Go through the lines below and copy each one that holds the string "color".

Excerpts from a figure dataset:
■ ■ ■ ■ ■
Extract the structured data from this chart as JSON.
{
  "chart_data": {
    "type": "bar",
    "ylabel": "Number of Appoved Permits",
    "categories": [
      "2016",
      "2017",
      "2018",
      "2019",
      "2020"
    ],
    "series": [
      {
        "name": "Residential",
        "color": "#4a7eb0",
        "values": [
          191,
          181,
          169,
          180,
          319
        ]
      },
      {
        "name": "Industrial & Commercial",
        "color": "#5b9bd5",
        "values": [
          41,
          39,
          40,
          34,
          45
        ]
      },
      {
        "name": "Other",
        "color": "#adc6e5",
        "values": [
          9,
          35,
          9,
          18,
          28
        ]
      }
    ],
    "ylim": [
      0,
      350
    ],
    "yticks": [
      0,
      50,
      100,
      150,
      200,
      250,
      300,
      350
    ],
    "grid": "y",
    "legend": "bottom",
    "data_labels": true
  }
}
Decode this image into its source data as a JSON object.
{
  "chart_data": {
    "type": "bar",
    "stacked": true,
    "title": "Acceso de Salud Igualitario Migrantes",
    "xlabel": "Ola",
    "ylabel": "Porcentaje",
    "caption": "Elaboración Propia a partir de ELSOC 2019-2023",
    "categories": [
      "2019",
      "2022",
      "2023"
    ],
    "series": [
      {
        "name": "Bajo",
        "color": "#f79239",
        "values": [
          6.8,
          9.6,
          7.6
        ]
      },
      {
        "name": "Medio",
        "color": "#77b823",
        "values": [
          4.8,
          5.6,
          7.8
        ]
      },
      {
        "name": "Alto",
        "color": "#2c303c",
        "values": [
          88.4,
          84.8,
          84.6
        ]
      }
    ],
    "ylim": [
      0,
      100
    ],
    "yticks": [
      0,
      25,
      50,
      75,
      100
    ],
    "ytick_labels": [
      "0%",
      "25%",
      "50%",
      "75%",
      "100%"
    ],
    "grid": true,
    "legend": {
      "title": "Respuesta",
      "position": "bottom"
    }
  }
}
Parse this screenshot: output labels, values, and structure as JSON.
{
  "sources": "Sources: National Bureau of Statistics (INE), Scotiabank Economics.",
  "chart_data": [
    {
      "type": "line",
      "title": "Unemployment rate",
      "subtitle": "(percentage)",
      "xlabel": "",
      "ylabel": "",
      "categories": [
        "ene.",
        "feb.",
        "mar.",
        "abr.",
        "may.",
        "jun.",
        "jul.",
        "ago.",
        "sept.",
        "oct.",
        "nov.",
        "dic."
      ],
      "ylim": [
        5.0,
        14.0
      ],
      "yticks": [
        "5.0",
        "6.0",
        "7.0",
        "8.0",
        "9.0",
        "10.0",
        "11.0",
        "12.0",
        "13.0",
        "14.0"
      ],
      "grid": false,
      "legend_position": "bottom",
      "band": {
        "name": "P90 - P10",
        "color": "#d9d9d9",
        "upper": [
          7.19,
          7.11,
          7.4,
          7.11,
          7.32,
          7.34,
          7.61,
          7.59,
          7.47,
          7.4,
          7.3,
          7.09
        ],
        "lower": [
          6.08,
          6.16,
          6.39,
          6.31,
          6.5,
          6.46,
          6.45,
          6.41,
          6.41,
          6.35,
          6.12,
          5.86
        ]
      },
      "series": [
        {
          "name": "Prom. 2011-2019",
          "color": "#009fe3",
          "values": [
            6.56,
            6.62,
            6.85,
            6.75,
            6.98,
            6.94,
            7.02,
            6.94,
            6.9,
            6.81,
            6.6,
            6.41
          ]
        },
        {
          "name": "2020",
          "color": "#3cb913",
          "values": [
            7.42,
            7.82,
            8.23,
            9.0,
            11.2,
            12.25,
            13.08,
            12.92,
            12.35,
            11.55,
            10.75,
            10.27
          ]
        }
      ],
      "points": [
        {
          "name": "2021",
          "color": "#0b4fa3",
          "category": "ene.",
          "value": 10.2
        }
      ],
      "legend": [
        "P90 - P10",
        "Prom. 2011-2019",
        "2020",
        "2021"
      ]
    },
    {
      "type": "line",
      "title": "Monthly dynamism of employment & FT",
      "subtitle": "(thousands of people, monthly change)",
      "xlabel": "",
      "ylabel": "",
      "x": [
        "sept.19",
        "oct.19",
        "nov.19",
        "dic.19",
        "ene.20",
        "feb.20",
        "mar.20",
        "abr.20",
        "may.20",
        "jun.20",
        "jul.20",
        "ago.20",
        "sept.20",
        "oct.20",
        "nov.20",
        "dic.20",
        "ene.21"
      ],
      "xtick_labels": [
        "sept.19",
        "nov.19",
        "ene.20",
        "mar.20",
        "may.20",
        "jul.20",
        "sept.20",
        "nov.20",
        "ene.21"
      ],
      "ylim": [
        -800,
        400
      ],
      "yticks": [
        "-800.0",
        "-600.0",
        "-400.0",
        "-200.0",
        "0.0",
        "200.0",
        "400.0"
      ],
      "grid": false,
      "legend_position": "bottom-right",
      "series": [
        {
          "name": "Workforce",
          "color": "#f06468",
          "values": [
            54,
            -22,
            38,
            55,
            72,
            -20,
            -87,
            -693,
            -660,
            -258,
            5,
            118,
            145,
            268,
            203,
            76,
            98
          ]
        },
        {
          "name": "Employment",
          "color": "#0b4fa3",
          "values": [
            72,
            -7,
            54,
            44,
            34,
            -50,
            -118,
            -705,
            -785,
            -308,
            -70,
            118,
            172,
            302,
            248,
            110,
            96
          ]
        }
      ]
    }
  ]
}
■ ■ ■ ■ ■
◆ **Result of this task**:
        "color": "#4a7eb0",
        "color": "#5b9bd5",
        "color": "#adc6e5",
        "color": "#f79239",
        "color": "#77b823",
        "color": "#2c303c",
        "color": "#d9d9d9",
          "color": "#009fe3",
          "color": "#3cb913",
          "color": "#0b4fa3",
          "color": "#f06468",
          "color": "#0b4fa3",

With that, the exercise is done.